Rewrite the lines below, changing each "grid-spoke" to "radar-spoke" and leaving everything else the same.
******
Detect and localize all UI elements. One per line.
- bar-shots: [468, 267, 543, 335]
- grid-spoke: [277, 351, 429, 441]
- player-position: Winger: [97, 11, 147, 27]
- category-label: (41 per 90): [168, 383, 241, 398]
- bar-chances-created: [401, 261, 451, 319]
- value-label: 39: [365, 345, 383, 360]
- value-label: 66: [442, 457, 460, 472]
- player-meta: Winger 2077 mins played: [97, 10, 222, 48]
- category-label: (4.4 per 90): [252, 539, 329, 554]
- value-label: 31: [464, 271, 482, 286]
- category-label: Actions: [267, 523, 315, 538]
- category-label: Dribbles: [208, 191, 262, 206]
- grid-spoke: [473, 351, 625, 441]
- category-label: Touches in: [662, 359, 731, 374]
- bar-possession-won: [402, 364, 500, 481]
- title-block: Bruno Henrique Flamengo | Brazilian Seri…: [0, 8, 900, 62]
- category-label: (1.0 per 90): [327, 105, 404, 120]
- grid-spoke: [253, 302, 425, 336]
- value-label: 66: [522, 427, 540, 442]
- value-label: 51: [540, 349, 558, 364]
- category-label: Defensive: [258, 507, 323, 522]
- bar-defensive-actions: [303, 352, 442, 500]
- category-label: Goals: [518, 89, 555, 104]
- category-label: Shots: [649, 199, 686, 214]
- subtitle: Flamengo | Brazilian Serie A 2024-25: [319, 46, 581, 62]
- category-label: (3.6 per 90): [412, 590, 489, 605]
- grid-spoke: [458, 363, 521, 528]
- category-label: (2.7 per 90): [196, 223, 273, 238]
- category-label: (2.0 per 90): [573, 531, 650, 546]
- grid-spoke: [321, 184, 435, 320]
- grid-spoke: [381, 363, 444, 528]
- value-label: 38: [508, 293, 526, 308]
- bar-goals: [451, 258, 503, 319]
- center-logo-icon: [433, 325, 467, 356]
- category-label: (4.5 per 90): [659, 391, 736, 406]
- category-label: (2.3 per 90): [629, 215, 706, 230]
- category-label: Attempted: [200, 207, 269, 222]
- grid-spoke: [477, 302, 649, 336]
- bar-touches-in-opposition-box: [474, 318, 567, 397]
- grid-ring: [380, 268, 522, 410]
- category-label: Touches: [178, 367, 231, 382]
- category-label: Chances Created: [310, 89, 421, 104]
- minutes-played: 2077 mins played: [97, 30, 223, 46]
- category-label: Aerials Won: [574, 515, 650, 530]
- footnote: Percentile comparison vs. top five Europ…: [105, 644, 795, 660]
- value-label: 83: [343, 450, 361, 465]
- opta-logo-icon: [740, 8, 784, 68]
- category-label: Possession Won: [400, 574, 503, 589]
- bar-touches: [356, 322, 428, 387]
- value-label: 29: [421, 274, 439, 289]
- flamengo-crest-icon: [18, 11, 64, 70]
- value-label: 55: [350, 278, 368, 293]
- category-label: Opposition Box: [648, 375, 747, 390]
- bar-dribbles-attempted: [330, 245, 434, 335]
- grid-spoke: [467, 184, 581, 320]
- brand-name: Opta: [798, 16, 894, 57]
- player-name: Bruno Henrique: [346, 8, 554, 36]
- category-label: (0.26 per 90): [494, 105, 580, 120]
******
→ Task response
Detect and localize all UI elements. One per line.
- bar-shots: [468, 267, 543, 335]
- radar-spoke: [277, 351, 429, 441]
- player-position: Winger: [97, 11, 147, 27]
- category-label: (41 per 90): [168, 383, 241, 398]
- bar-chances-created: [401, 261, 451, 319]
- value-label: 39: [365, 345, 383, 360]
- value-label: 66: [442, 457, 460, 472]
- player-meta: Winger 2077 mins played: [97, 10, 222, 48]
- category-label: (4.4 per 90): [252, 539, 329, 554]
- value-label: 31: [464, 271, 482, 286]
- category-label: Actions: [267, 523, 315, 538]
- category-label: Dribbles: [208, 191, 262, 206]
- radar-spoke: [473, 351, 625, 441]
- category-label: Touches in: [662, 359, 731, 374]
- bar-possession-won: [402, 364, 500, 481]
- title-block: Bruno Henrique Flamengo | Brazilian Seri…: [0, 8, 900, 62]
- category-label: (1.0 per 90): [327, 105, 404, 120]
- radar-spoke: [253, 302, 425, 336]
- value-label: 66: [522, 427, 540, 442]
- value-label: 51: [540, 349, 558, 364]
- category-label: Defensive: [258, 507, 323, 522]
- bar-defensive-actions: [303, 352, 442, 500]
- category-label: Goals: [518, 89, 555, 104]
- category-label: Shots: [649, 199, 686, 214]
- subtitle: Flamengo | Brazilian Serie A 2024-25: [319, 46, 581, 62]
- category-label: (3.6 per 90): [412, 590, 489, 605]
- radar-spoke: [458, 363, 521, 528]
- category-label: (2.7 per 90): [196, 223, 273, 238]
- category-label: (2.0 per 90): [573, 531, 650, 546]
- radar-spoke: [321, 184, 435, 320]
- radar-spoke: [381, 363, 444, 528]
- value-label: 38: [508, 293, 526, 308]
- bar-goals: [451, 258, 503, 319]
- center-logo-icon: [433, 325, 467, 356]
- category-label: (4.5 per 90): [659, 391, 736, 406]
- category-label: (2.3 per 90): [629, 215, 706, 230]
- category-label: Attempted: [200, 207, 269, 222]
- radar-spoke: [477, 302, 649, 336]
- bar-touches-in-opposition-box: [474, 318, 567, 397]
- grid-ring: [380, 268, 522, 410]
- category-label: Touches: [178, 367, 231, 382]
- category-label: Chances Created: [310, 89, 421, 104]
- minutes-played: 2077 mins played: [97, 30, 223, 46]
- category-label: Aerials Won: [574, 515, 650, 530]
- footnote: Percentile comparison vs. top five Europ…: [105, 644, 795, 660]
- value-label: 83: [343, 450, 361, 465]
- opta-logo-icon: [740, 8, 784, 68]
- category-label: Possession Won: [400, 574, 503, 589]
- bar-touches: [356, 322, 428, 387]
- value-label: 29: [421, 274, 439, 289]
- flamengo-crest-icon: [18, 11, 64, 70]
- value-label: 55: [350, 278, 368, 293]
- category-label: Opposition Box: [648, 375, 747, 390]
- bar-dribbles-attempted: [330, 245, 434, 335]
- radar-spoke: [467, 184, 581, 320]
- brand-name: Opta: [798, 16, 894, 57]
- player-name: Bruno Henrique: [346, 8, 554, 36]
- category-label: (0.26 per 90): [494, 105, 580, 120]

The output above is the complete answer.